Study text:
________________________________________

Ok, so the daughter is going back to swing from the Panamanian treetops, and will need a laptop in the outpost.
I can get one for in the $500 range from Dell Outlet–refurb or scratch& dent.
What specs would I be stupid not to make sure it has?
How many GBs?
How much RAM?
Any special vid card to look for?
Any particular reason you want a refurbished Dell?
I got a brand new Gateway from BestBuy for less than $600.
If you get a laptop that runs Vista (and that’s probably what you
will end up with) you should have at least 1GB of RAM. More if
possible. The hard drive size depends on what you will be doing
with it. 80GB is pretty good for most current purposes, but you
can get away with 40GB if you don’t store any DVDs on your
drive.
If the video card’s memory is listed (the Dell Ispiron page seems to
have that) make sure it has at least 256MB of video memory. If
the video memory is not listed, that may mean that part of the main
RAM is used for video memory, which eats into that 1GB of RAM…
I paid about $600 for my new Dell over a year ago. Goto techbargains.com. Check it every day for two weeks, and you’ll almost certainly be able to get a new laptop for the same $600 that the refurbished one is being offered, either by sale, rebate or online coupon.
I would suggest 1 GB of memory and a 80 GB hard drive. If I had it to do over I would get a faster processor. Mine is 1.4 Ghz (I think). One application I never thought I would run is HDTV. For about another $100, I can watch HD TV on my laptop without any monthly fees.
Extra storage space can be purchased later if a person fills up the hard drive. Every year storage gets cheaper, so it doesn’t make sense to buy more than you need today.
One negative with Dell’s is all the trial software. Mine was loaded with five or six pop ups saying buy me now, that took quite a time to take out.
I use a freeware office package, OpenOffice, from Sun. It works well, and is file compatible with Microsoft Office. There are some minor differences, but for a person on a budget the $150 saved on a student edition of office is significant.

________________________________________

Exercise instructions:
**a)** Answer these questions from the laptop discussion:
(i) In what price range can the laptop be bought from Dell Outlet?
(ii) What is the least amount of video memory the video card should have?
(iii) Which freeware office package is named, and from whom does it come?
**b)** Please reproduce the laptop discussion word for word between "How much RAM?" and "less than $600.", inclusive.
**c)** Write the next part of the laptop discussion, picking up after its final sentence.
The data that comes next is separate material, apart from the laptop discussion.

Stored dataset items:
________________________________________

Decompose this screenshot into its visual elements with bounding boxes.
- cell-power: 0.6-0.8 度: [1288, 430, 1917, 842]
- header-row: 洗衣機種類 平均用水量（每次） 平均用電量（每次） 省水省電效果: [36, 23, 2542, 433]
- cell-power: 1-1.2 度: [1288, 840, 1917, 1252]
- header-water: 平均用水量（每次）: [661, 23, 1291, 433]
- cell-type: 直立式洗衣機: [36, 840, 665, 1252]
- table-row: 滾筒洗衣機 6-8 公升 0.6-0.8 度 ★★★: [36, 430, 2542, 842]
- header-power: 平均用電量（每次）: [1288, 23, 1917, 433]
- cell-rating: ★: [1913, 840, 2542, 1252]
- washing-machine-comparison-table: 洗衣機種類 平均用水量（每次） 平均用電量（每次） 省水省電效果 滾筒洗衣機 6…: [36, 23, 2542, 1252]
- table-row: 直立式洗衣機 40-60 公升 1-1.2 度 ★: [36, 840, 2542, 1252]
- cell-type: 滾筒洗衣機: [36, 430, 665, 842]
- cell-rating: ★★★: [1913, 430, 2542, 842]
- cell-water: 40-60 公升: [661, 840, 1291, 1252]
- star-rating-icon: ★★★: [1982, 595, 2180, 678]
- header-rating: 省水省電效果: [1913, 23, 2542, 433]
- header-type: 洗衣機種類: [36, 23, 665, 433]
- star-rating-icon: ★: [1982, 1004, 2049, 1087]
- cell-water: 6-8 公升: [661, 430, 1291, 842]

________________________________________

Answers per task:
**a)**
(i) The $500 range
(ii) 256MB
(iii) OpenOffice, from Sun

**b)**
How much RAM?
Any special vid card to look for?
Any particular reason you want a refurbished Dell?
I got a brand new Gateway from BestBuy for less than $600.

**c)**
Two weeks ago, a friend dropped off a new Acer laptop that came with Vista basic pre-installed. He couldn’t get MSN (that was pre-installed) or Norton to operate (they both needed patches to operate Vista) It had an 80 gig drive and 512 meg of ram. I don’t remember what processor it had, but it was the slowest computer I’ve seen in years.
I’m sure processor speed is important. But, I would want to see the model I choose in operation and not buy solely on specifications.
Strange. There’s a new version of MSN for Vista that worked straight away on my machine. Haven’t had any problems at all. Can’t speak about Norton though.
The thing with Vista and compatibility bugs me. It’s not like they’ve just released a service pack and now nothing’s compatibile, it’s a whole new operating system. The fact is that almost everything is compatibile with it (and some programs are even better on Vista than on XP, I’ve managed to get old dos and win95 programs to work that never ran under xp even with compatibility options turned on) straight out of the box and there’s only a small percentage of programs which have problems. In time the vendors who produce these programs should fix the compatibility issues themselves (they should have done it prior to Vista’s release, it’s not as though it was a surprise).
I was just afraid that you might think new laptops still cost $1000’s.
The nice thing about referbs is, Dell runs quite a few extensive tests
before selling them, so you know they’ve been vetted.